== Aim of the task ==
From the entries that follow, pick out all lines holding "bestaat".

== Dataset extract ==
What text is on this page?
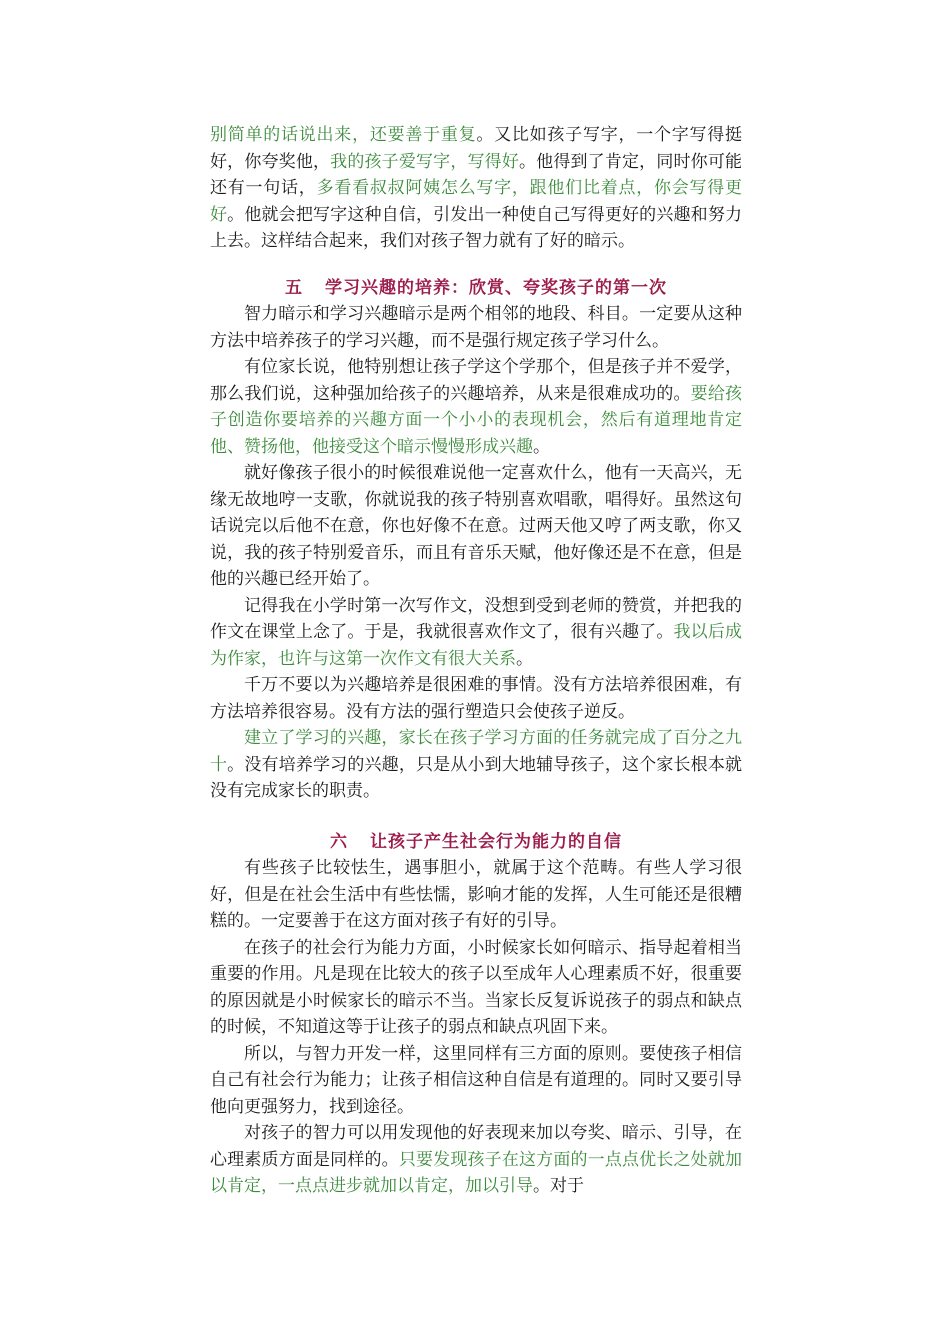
别简单的话说出来，还要善于重复。又比如孩子写字，一个字写得挺好，你夸奖他，我的孩子爱写字，写得好。他得到了肯定，同时你可能还有一句话，多看看叔叔阿姨怎么写字，跟他们比着点，你会写得更好。他就会把写字这种自信，引发出一种使自己写得更好的兴趣和努力上去。这样结合起来，我们对孩子智力就有了好的暗示。

五 学习兴趣的培养：欣赏、夸奖孩子的第一次

智力暗示和学习兴趣暗示是两个相邻的地段、科目。一定要从这种方法中培养孩子的学习兴趣，而不是强行规定孩子学习什么。

有位家长说，他特别想让孩子学这个学那个，但是孩子并不爱学，那么我们说，这种强加给孩子的兴趣培养，从来是很难成功的。要给孩子创造你要培养的兴趣方面一个小小的表现机会，然后有道理地肯定他、赞扬他，他接受这个暗示慢慢形成兴趣。

就好像孩子很小的时候很难说他一定喜欢什么，他有一天高兴，无缘无故地哼一支歌，你就说我的孩子特别喜欢唱歌，唱得好。虽然这句话说完以后他不在意，你也好像不在意。过两天他又哼了两支歌，你又说，我的孩子特别爱音乐，而且有音乐天赋，他好像还是不在意，但是他的兴趣已经开始了。

记得我在小学时第一次写作文，没想到受到老师的赞赏，并把我的作文在课堂上念了。于是，我就很喜欢作文了，很有兴趣了。我以后成为作家，也许与这第一次作文有很大关系。

千万不要以为兴趣培养是很困难的事情。没有方法培养很困难，有方法培养很容易。没有方法的强行塑造只会使孩子逆反。

建立了学习的兴趣，家长在孩子学习方面的任务就完成了百分之九十。没有培养学习的兴趣，只是从小到大地辅导孩子，这个家长根本就没有完成家长的职责。

六 让孩子产生社会行为能力的自信

有些孩子比较怯生，遇事胆小，就属于这个范畴。有些人学习很好，但是在社会生活中有些怯懦，影响才能的发挥，人生可能还是很糟糕的。一定要善于在这方面对孩子有好的引导。

在孩子的社会行为能力方面，小时候家长如何暗示、指导起着相当重要的作用。凡是现在比较大的孩子以至成年人心理素质不好，很重要的原因就是小时候家长的暗示不当。当家长反复诉说孩子的弱点和缺点的时候，不知道这等于让孩子的弱点和缺点巩固下来。

所以，与智力开发一样，这里同样有三方面的原则。要使孩子相信自己有社会行为能力；让孩子相信这种自信是有道理的。同时又要引导他向更强努力，找到途径。

对孩子的智力可以用发现他的好表现来加以夸奖、暗示、引导，在心理素质方面是同样的。只要发现孩子在这方面的一点点优长之处就加以肯定，一点点进步就加以肯定，加以引导。对于
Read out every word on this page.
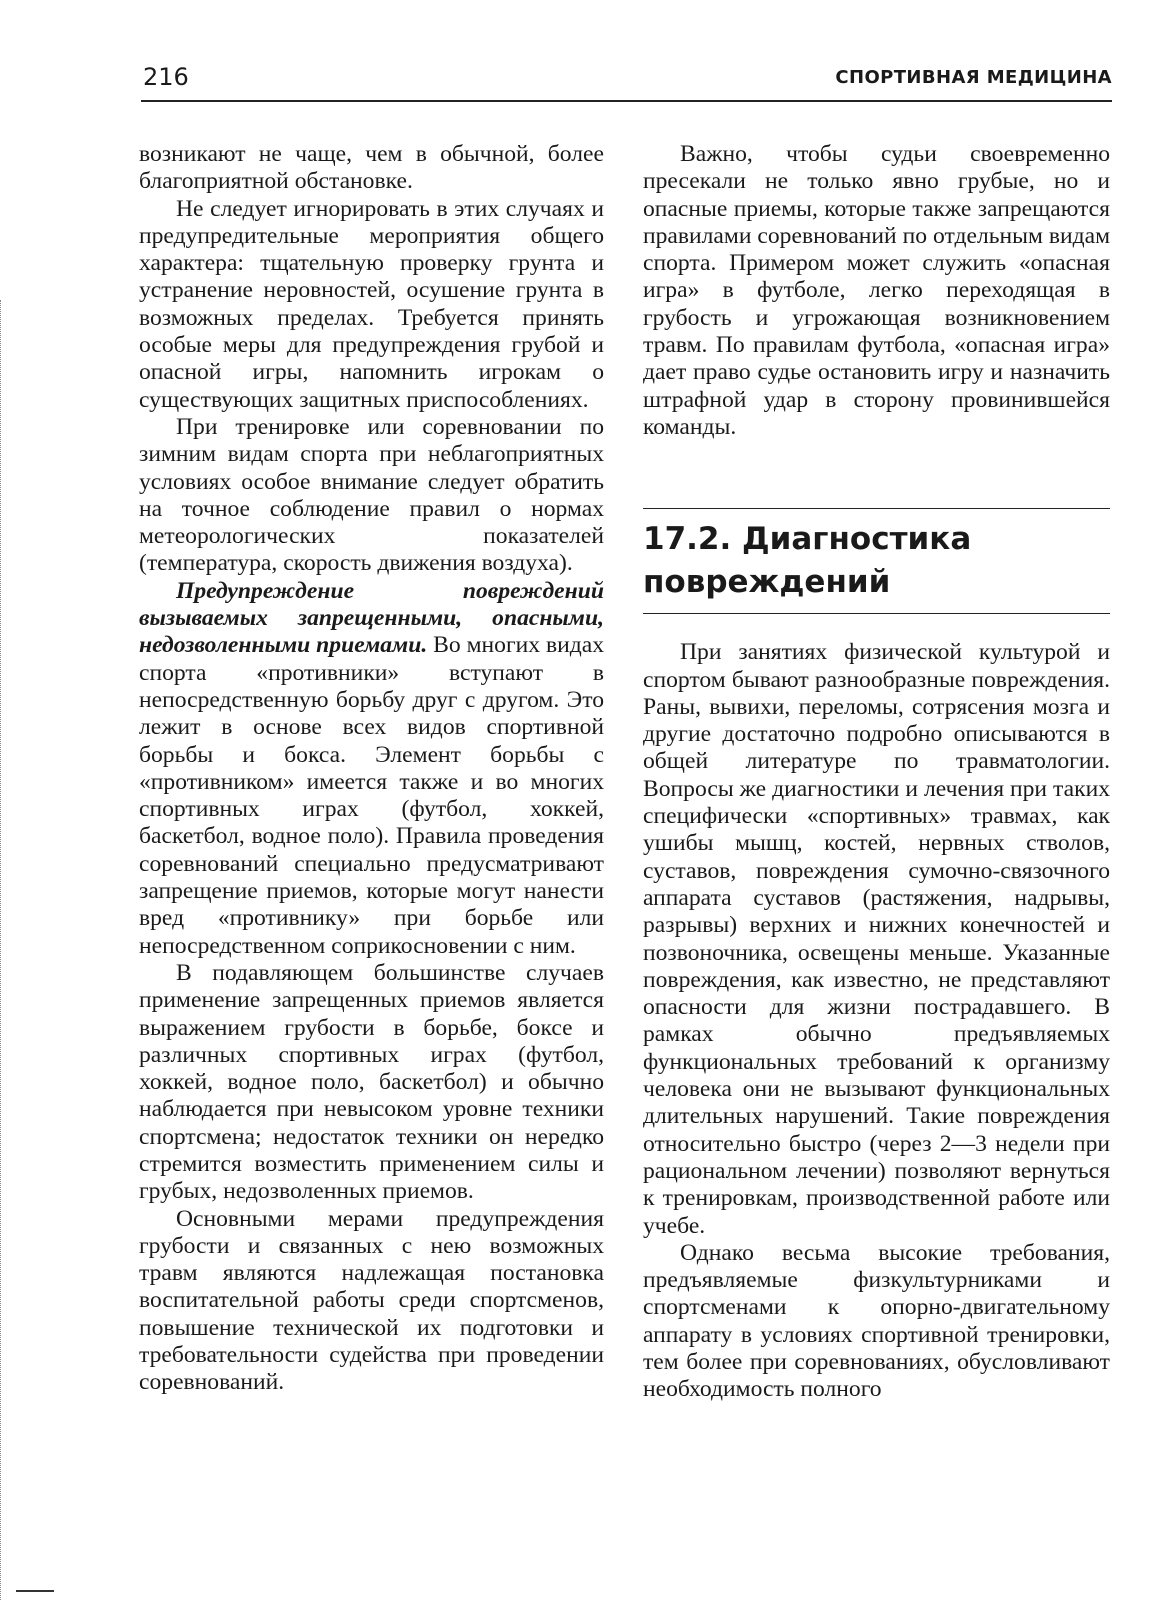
216	СПОРТИВНАЯ МЕДИЦИНА

возникают не чаще, чем в обычной, более благоприятной обстановке.

Не следует игнорировать в этих случаях и предупредительные мероприятия общего характера: тщательную проверку грунта и устранение неровностей, осушение грунта в возможных пределах. Требуется принять особые меры для предупреждения грубой и опасной игры, напомнить игрокам о существующих защитных приспособлениях.

При тренировке или соревновании по зимним видам спорта при неблагоприятных условиях особое внимание следует обратить на точное соблюдение правил о нормах метеорологических показателей (температура, скорость движения воздуха).

Предупреждение повреждений вызываемых запрещенными, опасными, недозволенными приемами. Во многих видах спорта «противники» вступают в непосредственную борьбу друг с другом. Это лежит в основе всех видов спортивной борьбы и бокса. Элемент борьбы с «противником» имеется также и во многих спортивных играх (футбол, хоккей, баскетбол, водное поло). Правила проведения соревнований специально предусматривают запрещение приемов, которые могут нанести вред «противнику» при борьбе или непосредственном соприкосновении с ним.

В подавляющем большинстве случаев применение запрещенных приемов является выражением грубости в борьбе, боксе и различных спортивных играх (футбол, хоккей, водное поло, баскетбол) и обычно наблюдается при невысоком уровне техники спортсмена; недостаток техники он нередко стремится возместить применением силы и грубых, недозволенных приемов.

Основными мерами предупреждения грубости и связанных с нею возможных травм являются надлежащая постановка воспитательной работы среди спортсменов, повышение технической их подготовки и требовательности судейства при проведении соревнований.

Важно, чтобы судьи своевременно пресекали не только явно грубые, но и опасные приемы, которые также запрещаются правилами соревнований по отдельным видам спорта. Примером может служить «опасная игра» в футболе, легко переходящая в грубость и угрожающая возникновением травм. По правилам футбола, «опасная игра» дает право судье остановить игру и назначить штрафной удар в сторону провинившейся команды.

17.2. Диагностика повреждений

При занятиях физической культурой и спортом бывают разнообразные повреждения. Раны, вывихи, переломы, сотрясения мозга и другие достаточно подробно описываются в общей литературе по травматологии. Вопросы же диагностики и лечения при таких специфически «спортивных» травмах, как ушибы мышц, костей, нервных стволов, суставов, повреждения сумочно-связочного аппарата суставов (растяжения, надрывы, разрывы) верхних и нижних конечностей и позвоночника, освещены меньше. Указанные повреждения, как известно, не представляют опасности для жизни пострадавшего. В рамках обычно предъявляемых функциональных требований к организму человека они не вызывают функциональных длительных нарушений. Такие повреждения относительно быстро (через 2—3 недели при рациональном лечении) позволяют вернуться к тренировкам, производственной работе или учебе.

Однако весьма высокие требования, предъявляемые физкультурниками и спортсменами к опорно-двигательному аппарату в условиях спортивной тренировки, тем более при соревнованиях, обусловливают необходимость полного
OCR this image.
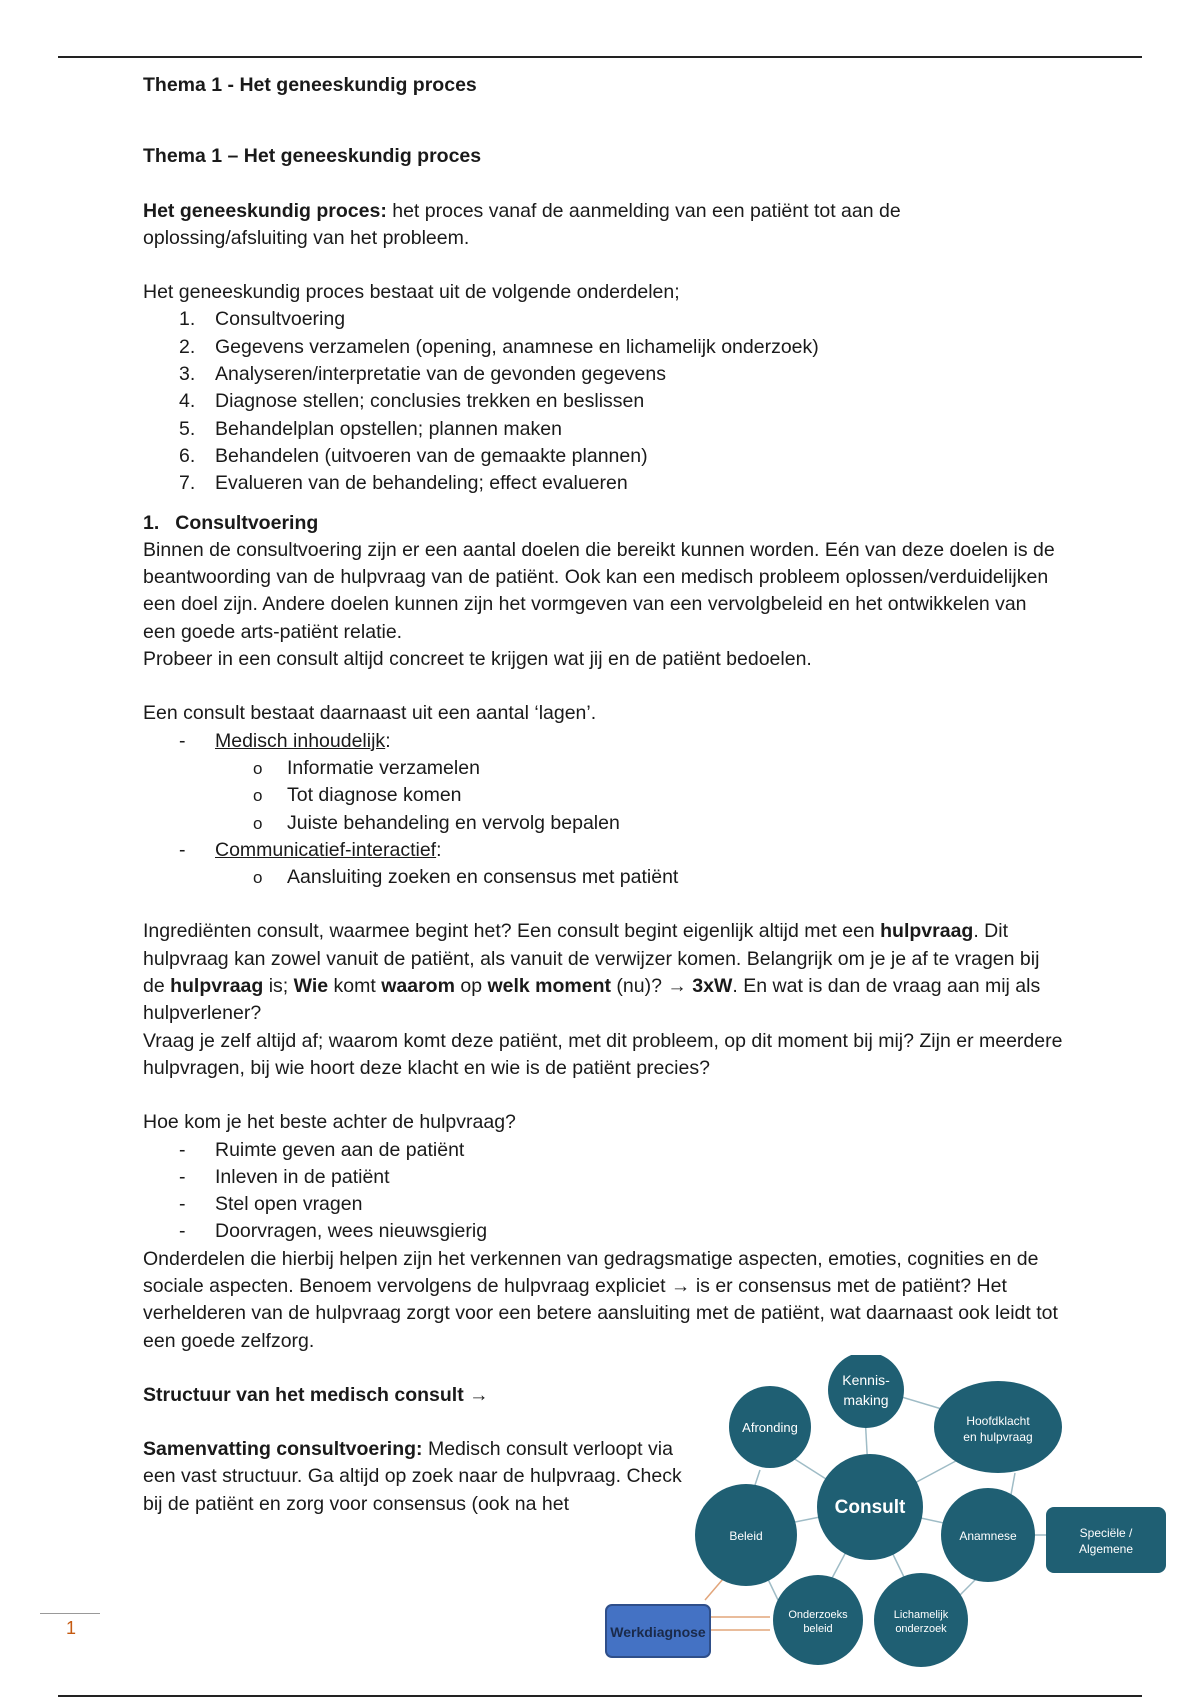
Thema 1 - Het geneeskundig proces

Thema 1 – Het geneeskundig proces

Het geneeskundig proces: het proces vanaf de aanmelding van een patiënt tot aan de oplossing/afsluiting van het probleem.

Het geneeskundig proces bestaat uit de volgende onderdelen;

1. Consultvoering
2. Gegevens verzamelen (opening, anamnese en lichamelijk onderzoek)
3. Analyseren/interpretatie van de gevonden gegevens
4. Diagnose stellen; conclusies trekken en beslissen
5. Behandelplan opstellen; plannen maken
6. Behandelen (uitvoeren van de gemaakte plannen)
7. Evalueren van de behandeling; effect evalueren

1. Consultvoering

Binnen de consultvoering zijn er een aantal doelen die bereikt kunnen worden. Eén van deze doelen is de beantwoording van de hulpvraag van de patiënt. Ook kan een medisch probleem oplossen/verduidelijken een doel zijn. Andere doelen kunnen zijn het vormgeven van een vervolgbeleid en het ontwikkelen van een goede arts-patiënt relatie.

Probeer in een consult altijd concreet te krijgen wat jij en de patiënt bedoelen.

Een consult bestaat daarnaast uit een aantal ‘lagen’.

- Medisch inhoudelijk:

o Informatie verzamelen

o Tot diagnose komen

o Juiste behandeling en vervolg bepalen

- Communicatief-interactief:

o Aansluiting zoeken en consensus met patiënt

Ingrediënten consult, waarmee begint het? Een consult begint eigenlijk altijd met een hulpvraag. Dit hulpvraag kan zowel vanuit de patiënt, als vanuit de verwijzer komen. Belangrijk om je je af te vragen bij de hulpvraag is; Wie komt waarom op welk moment (nu)? → 3xW. En wat is dan de vraag aan mij als hulpverlener?

Vraag je zelf altijd af; waarom komt deze patiënt, met dit probleem, op dit moment bij mij? Zijn er meerdere hulpvragen, bij wie hoort deze klacht en wie is de patiënt precies?

Hoe kom je het beste achter de hulpvraag?

- Ruimte geven aan de patiënt

- Inleven in de patiënt

- Stel open vragen

- Doorvragen, wees nieuwsgierig

Onderdelen die hierbij helpen zijn het verkennen van gedragsmatige aspecten, emoties, cognities en de sociale aspecten. Benoem vervolgens de hulpvraag expliciet → is er consensus met de patiënt? Het verhelderen van de hulpvraag zorgt voor een betere aansluiting met de patiënt, wat daarnaast ook leidt tot een goede zelfzorg.

Structuur van het medisch consult →

Samenvatting consultvoering: Medisch consult verloopt via een vast structuur. Ga altijd op zoek naar de hulpvraag. Check bij de patiënt en zorg voor consensus (ook na het

Kennis-
making
Afronding	Hoofdklacht
en hulpvraag
Consult
Beleid	Anamnese
Onderzoeks
beleid
Lichamelijk
onderzoek
Speciële /
Algemene
Werkdiagnose
1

== Right answer ==
Het geneeskundig proces bestaat uit de volgende onderdelen;
Een consult bestaat daarnaast uit een aantal ‘lagen’.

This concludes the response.